- TASK TO CARRY OUT
Every line in the listing is to be echoed verbatim.

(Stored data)
>>

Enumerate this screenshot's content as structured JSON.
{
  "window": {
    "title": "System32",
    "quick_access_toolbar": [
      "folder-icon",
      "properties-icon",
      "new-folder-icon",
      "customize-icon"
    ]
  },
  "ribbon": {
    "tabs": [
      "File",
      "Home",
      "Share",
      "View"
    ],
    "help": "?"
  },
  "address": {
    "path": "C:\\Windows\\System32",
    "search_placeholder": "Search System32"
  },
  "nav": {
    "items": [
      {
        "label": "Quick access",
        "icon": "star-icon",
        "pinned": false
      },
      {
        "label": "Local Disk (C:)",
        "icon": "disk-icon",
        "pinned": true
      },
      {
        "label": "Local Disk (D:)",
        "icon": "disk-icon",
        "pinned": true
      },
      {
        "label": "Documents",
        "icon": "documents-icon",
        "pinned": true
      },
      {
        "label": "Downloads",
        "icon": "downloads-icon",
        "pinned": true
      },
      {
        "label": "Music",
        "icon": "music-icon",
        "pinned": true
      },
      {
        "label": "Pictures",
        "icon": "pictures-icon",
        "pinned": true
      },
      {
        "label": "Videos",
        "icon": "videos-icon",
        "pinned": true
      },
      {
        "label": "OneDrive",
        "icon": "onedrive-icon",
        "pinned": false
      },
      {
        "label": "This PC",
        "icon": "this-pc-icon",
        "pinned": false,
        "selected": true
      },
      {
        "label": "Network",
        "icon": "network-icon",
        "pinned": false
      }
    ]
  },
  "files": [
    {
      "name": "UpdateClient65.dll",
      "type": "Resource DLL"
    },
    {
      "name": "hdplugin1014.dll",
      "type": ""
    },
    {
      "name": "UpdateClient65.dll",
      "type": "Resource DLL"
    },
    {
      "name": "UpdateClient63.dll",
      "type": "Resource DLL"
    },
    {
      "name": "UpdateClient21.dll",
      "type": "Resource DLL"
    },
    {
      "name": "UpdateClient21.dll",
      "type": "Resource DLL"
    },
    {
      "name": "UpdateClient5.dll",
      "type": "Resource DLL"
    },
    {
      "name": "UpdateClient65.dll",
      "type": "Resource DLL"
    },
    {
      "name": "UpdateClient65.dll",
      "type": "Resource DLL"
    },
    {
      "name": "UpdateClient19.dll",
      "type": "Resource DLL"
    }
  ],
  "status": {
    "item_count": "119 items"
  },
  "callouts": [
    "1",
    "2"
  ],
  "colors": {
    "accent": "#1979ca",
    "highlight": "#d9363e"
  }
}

<<

- SOLUTION TO THE EXERCISE
Enumerate this screenshot's content as structured JSON.
{
  "window": {
    "title": "System32",
    "quick_access_toolbar": [
      "folder-icon",
      "properties-icon",
      "new-folder-icon",
      "customize-icon"
    ]
  },
  "ribbon": {
    "tabs": [
      "File",
      "Home",
      "Share",
      "View"
    ],
    "help": "?"
  },
  "address": {
    "path": "C:\\Windows\\System32",
    "search_placeholder": "Search System32"
  },
  "nav": {
    "items": [
      {
        "label": "Quick access",
        "icon": "star-icon",
        "pinned": false
      },
      {
        "label": "Local Disk (C:)",
        "icon": "disk-icon",
        "pinned": true
      },
      {
        "label": "Local Disk (D:)",
        "icon": "disk-icon",
        "pinned": true
      },
      {
        "label": "Documents",
        "icon": "documents-icon",
        "pinned": true
      },
      {
        "label": "Downloads",
        "icon": "downloads-icon",
        "pinned": true
      },
      {
        "label": "Music",
        "icon": "music-icon",
        "pinned": true
      },
      {
        "label": "Pictures",
        "icon": "pictures-icon",
        "pinned": true
      },
      {
        "label": "Videos",
        "icon": "videos-icon",
        "pinned": true
      },
      {
        "label": "OneDrive",
        "icon": "onedrive-icon",
        "pinned": false
      },
      {
        "label": "This PC",
        "icon": "this-pc-icon",
        "pinned": false,
        "selected": true
      },
      {
        "label": "Network",
        "icon": "network-icon",
        "pinned": false
      }
    ]
  },
  "files": [
    {
      "name": "UpdateClient65.dll",
      "type": "Resource DLL"
    },
    {
      "name": "hdplugin1014.dll",
      "type": ""
    },
    {
      "name": "UpdateClient65.dll",
      "type": "Resource DLL"
    },
    {
      "name": "UpdateClient63.dll",
      "type": "Resource DLL"
    },
    {
      "name": "UpdateClient21.dll",
      "type": "Resource DLL"
    },
    {
      "name": "UpdateClient21.dll",
      "type": "Resource DLL"
    },
    {
      "name": "UpdateClient5.dll",
      "type": "Resource DLL"
    },
    {
      "name": "UpdateClient65.dll",
      "type": "Resource DLL"
    },
    {
      "name": "UpdateClient65.dll",
      "type": "Resource DLL"
    },
    {
      "name": "UpdateClient19.dll",
      "type": "Resource DLL"
    }
  ],
  "status": {
    "item_count": "119 items"
  },
  "callouts": [
    "1",
    "2"
  ],
  "colors": {
    "accent": "#1979ca",
    "highlight": "#d9363e"
  }
}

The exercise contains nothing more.